◆ Exercise material:

___

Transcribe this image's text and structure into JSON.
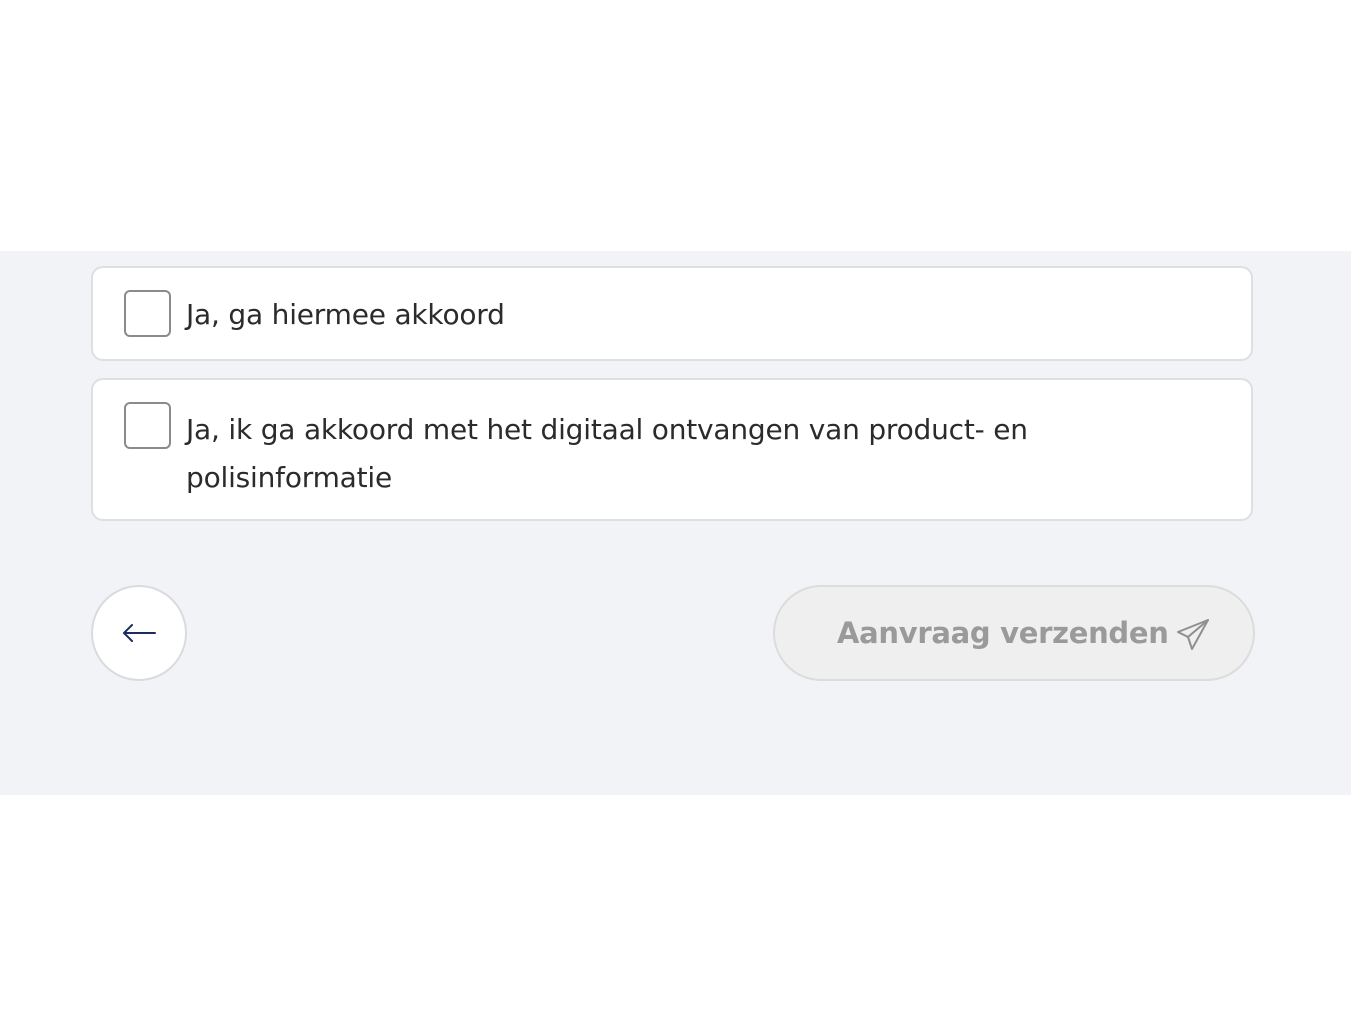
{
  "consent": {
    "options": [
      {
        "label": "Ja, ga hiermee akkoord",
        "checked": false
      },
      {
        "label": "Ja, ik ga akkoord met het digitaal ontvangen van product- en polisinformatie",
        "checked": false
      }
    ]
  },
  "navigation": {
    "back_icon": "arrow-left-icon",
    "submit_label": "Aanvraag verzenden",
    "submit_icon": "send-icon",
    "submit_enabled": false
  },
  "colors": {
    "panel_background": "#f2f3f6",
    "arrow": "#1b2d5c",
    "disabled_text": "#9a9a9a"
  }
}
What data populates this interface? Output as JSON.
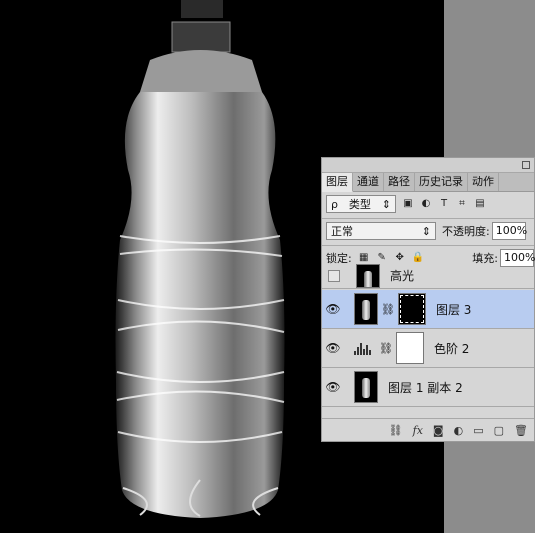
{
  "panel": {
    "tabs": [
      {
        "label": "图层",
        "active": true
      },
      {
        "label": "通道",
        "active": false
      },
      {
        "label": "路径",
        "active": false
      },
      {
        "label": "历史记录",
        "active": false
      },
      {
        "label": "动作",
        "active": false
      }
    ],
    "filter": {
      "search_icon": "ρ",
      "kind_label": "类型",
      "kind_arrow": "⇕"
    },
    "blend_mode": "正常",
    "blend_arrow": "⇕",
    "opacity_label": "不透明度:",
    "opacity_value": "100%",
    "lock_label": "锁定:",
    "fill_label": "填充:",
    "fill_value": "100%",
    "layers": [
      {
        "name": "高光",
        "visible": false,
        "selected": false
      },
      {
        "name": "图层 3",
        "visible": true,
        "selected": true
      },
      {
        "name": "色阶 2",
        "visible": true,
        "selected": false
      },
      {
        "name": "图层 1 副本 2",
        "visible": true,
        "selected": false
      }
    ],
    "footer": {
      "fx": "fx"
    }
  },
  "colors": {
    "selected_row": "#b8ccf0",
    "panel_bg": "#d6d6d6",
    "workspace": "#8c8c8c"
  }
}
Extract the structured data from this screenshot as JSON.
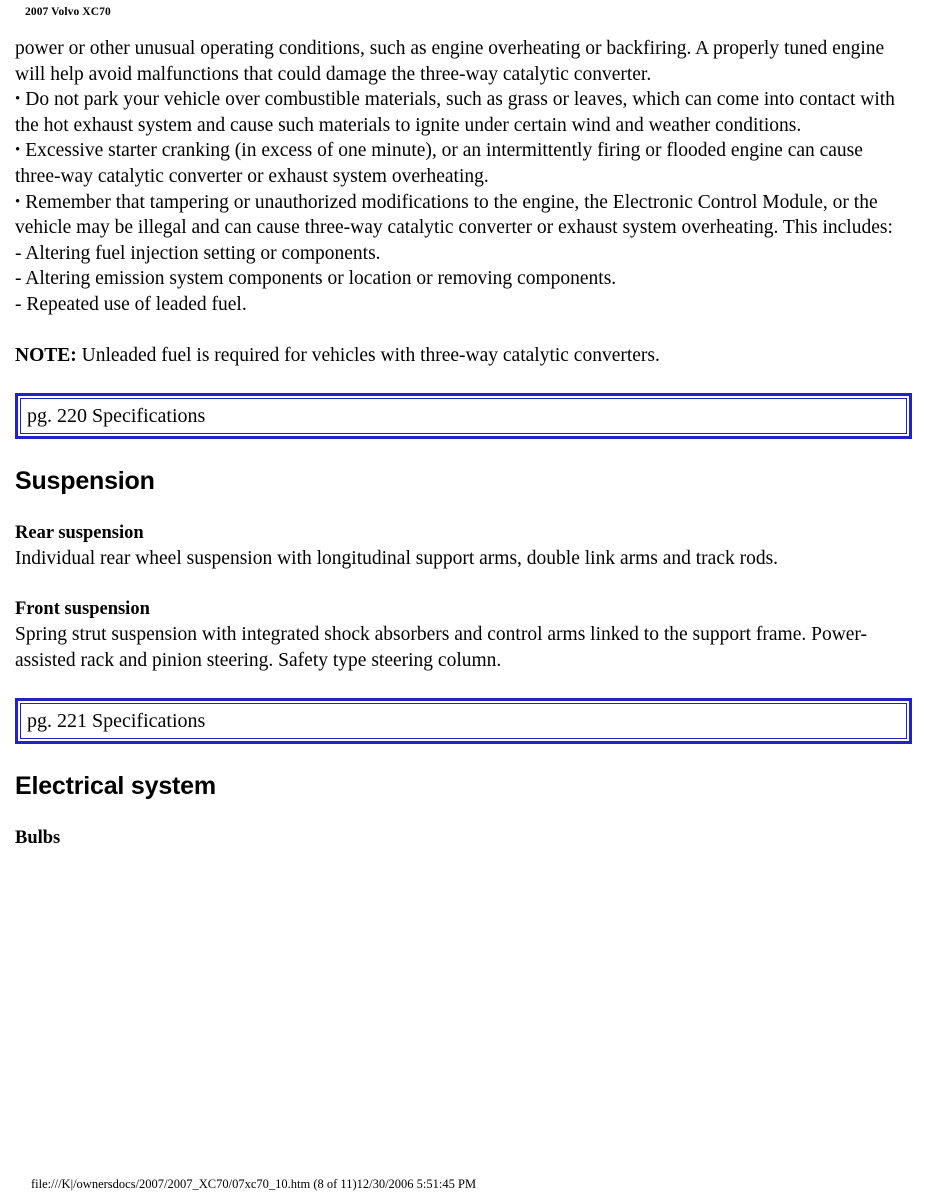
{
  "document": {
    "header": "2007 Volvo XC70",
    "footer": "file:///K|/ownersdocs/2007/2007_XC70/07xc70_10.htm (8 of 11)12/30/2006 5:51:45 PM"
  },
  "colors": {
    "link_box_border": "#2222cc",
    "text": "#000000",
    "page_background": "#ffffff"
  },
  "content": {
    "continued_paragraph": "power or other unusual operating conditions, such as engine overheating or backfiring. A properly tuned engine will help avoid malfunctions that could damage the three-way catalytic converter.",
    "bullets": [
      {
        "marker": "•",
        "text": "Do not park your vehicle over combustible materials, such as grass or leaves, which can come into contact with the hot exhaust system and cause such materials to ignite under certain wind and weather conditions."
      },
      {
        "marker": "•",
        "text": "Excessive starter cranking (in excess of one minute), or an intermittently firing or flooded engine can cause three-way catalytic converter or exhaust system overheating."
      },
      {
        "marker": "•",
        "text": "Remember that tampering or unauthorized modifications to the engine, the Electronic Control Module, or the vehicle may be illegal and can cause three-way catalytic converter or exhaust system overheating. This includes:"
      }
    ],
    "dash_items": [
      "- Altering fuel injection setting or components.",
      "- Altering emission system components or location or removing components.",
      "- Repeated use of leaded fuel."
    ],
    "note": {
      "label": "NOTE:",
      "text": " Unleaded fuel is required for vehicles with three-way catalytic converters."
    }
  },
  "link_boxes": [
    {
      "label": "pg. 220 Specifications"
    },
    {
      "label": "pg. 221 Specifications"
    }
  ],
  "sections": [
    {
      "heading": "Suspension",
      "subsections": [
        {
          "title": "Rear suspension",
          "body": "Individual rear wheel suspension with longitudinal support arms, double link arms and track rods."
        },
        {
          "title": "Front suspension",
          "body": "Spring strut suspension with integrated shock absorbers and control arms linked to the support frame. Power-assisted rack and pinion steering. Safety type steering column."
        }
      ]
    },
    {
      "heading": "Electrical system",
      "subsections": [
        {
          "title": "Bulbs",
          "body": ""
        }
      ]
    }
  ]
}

___

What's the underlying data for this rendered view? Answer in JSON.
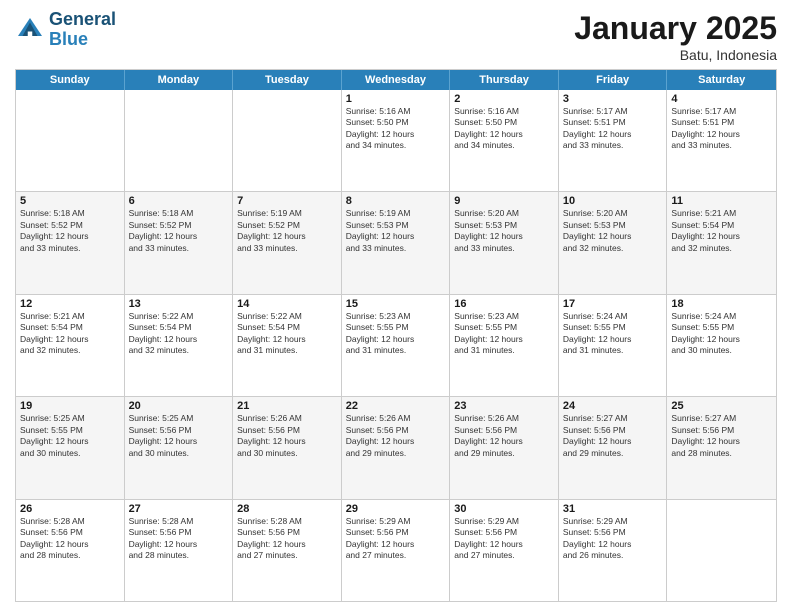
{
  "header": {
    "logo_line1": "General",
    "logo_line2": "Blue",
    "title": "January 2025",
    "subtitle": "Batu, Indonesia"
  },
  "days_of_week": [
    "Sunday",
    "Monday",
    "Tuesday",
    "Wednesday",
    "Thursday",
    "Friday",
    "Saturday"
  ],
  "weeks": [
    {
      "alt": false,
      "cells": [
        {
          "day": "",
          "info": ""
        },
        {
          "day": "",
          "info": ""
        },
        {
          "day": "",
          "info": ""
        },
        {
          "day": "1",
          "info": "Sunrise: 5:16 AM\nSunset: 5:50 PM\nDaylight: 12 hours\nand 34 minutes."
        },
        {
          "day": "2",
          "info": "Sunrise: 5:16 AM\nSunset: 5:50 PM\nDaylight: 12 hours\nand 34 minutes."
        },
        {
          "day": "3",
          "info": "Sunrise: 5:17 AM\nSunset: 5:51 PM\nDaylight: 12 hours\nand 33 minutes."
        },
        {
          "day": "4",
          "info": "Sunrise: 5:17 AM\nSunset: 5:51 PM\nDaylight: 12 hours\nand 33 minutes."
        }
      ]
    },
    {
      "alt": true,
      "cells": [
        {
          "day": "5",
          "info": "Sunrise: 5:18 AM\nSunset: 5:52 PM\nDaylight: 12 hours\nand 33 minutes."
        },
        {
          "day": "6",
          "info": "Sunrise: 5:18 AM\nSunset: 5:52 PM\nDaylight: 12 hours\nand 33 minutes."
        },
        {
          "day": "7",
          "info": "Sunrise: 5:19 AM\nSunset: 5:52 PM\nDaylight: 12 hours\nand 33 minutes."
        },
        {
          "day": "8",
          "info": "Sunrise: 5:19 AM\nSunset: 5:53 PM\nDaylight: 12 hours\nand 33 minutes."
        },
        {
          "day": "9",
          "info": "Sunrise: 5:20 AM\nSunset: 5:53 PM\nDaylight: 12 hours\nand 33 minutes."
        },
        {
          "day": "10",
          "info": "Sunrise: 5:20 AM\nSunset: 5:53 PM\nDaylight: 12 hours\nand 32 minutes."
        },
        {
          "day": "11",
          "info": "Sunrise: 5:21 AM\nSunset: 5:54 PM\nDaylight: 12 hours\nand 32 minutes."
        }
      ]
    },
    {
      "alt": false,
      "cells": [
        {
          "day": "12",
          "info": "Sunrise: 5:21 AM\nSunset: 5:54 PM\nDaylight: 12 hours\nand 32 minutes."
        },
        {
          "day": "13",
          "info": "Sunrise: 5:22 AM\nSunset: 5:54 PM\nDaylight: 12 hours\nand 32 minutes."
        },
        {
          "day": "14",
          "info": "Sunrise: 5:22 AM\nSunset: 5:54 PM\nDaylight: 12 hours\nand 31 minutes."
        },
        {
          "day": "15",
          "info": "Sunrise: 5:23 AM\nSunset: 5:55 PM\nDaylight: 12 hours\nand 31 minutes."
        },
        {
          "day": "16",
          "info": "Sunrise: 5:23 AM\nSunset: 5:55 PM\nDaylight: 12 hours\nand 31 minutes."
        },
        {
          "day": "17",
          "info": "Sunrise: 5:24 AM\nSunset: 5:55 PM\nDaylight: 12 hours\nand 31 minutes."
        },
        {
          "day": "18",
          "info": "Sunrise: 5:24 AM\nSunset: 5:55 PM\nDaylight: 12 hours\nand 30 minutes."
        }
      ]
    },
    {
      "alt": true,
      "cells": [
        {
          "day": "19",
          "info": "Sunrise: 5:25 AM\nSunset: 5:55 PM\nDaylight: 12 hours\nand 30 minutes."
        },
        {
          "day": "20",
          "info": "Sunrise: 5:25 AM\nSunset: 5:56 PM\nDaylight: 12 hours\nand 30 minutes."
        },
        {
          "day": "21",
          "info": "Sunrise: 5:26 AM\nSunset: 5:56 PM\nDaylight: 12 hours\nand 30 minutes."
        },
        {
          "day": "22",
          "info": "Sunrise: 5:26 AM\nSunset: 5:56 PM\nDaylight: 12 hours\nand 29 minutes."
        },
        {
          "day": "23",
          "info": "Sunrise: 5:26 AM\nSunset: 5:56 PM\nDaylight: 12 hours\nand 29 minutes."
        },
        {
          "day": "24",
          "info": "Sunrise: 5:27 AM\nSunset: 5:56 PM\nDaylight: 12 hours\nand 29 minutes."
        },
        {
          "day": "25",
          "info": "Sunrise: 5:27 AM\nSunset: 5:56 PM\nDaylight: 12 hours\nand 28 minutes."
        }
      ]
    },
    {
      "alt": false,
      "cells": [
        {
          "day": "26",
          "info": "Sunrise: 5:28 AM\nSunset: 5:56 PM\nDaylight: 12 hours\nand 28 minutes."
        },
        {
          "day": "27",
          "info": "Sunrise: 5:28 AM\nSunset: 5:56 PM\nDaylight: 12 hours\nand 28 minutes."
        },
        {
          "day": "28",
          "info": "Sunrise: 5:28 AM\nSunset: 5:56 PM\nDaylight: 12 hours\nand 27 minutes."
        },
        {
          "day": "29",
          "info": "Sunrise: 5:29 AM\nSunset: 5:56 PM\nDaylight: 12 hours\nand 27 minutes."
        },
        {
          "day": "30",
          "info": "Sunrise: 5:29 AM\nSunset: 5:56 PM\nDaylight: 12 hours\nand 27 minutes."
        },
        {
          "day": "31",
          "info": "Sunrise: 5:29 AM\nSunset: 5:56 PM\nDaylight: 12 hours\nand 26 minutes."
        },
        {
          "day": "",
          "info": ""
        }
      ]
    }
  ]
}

___

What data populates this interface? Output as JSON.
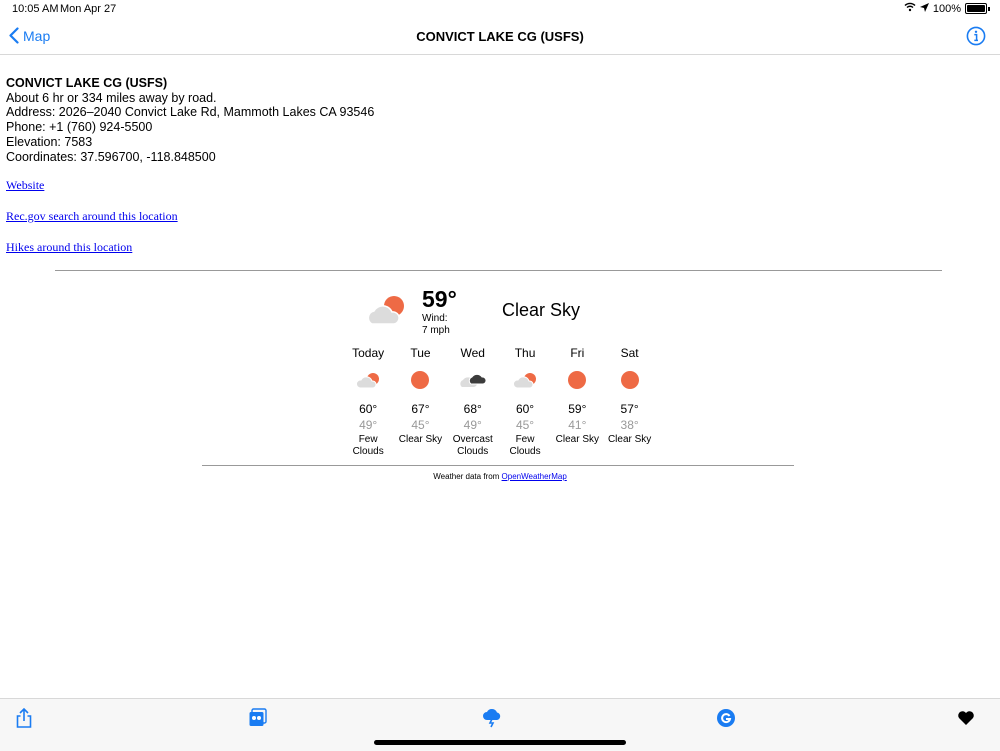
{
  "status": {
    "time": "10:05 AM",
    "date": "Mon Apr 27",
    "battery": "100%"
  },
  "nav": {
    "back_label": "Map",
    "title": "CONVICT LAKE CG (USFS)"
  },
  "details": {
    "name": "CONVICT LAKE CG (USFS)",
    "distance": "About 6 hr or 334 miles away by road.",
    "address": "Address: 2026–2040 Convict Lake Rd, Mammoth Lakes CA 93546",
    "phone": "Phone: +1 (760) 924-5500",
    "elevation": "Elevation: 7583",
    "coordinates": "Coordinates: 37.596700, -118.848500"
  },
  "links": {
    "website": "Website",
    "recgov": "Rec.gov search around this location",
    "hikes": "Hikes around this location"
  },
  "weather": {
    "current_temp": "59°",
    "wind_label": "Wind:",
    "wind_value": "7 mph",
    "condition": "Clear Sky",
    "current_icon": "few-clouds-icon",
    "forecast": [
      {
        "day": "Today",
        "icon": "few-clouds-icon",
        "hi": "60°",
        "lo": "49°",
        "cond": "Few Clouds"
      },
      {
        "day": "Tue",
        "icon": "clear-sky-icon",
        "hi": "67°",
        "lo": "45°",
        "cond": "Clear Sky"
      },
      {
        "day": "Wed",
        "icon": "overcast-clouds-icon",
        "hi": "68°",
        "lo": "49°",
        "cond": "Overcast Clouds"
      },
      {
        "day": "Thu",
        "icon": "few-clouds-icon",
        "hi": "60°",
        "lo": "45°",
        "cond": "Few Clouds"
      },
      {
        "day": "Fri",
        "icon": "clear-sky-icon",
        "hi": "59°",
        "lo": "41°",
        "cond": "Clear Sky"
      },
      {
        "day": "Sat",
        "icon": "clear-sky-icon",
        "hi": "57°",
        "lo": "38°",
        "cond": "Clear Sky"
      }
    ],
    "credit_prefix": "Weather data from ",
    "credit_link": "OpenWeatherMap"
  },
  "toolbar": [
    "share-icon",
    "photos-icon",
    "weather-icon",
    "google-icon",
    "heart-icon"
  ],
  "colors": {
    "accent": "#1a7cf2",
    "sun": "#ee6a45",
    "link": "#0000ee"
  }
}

___

◆ Stated task:
Using the entries above, find all lines with "heading". Copy them.

◆ Solution to this task:
      "heading": "Suspension",
      "heading": "Electrical system",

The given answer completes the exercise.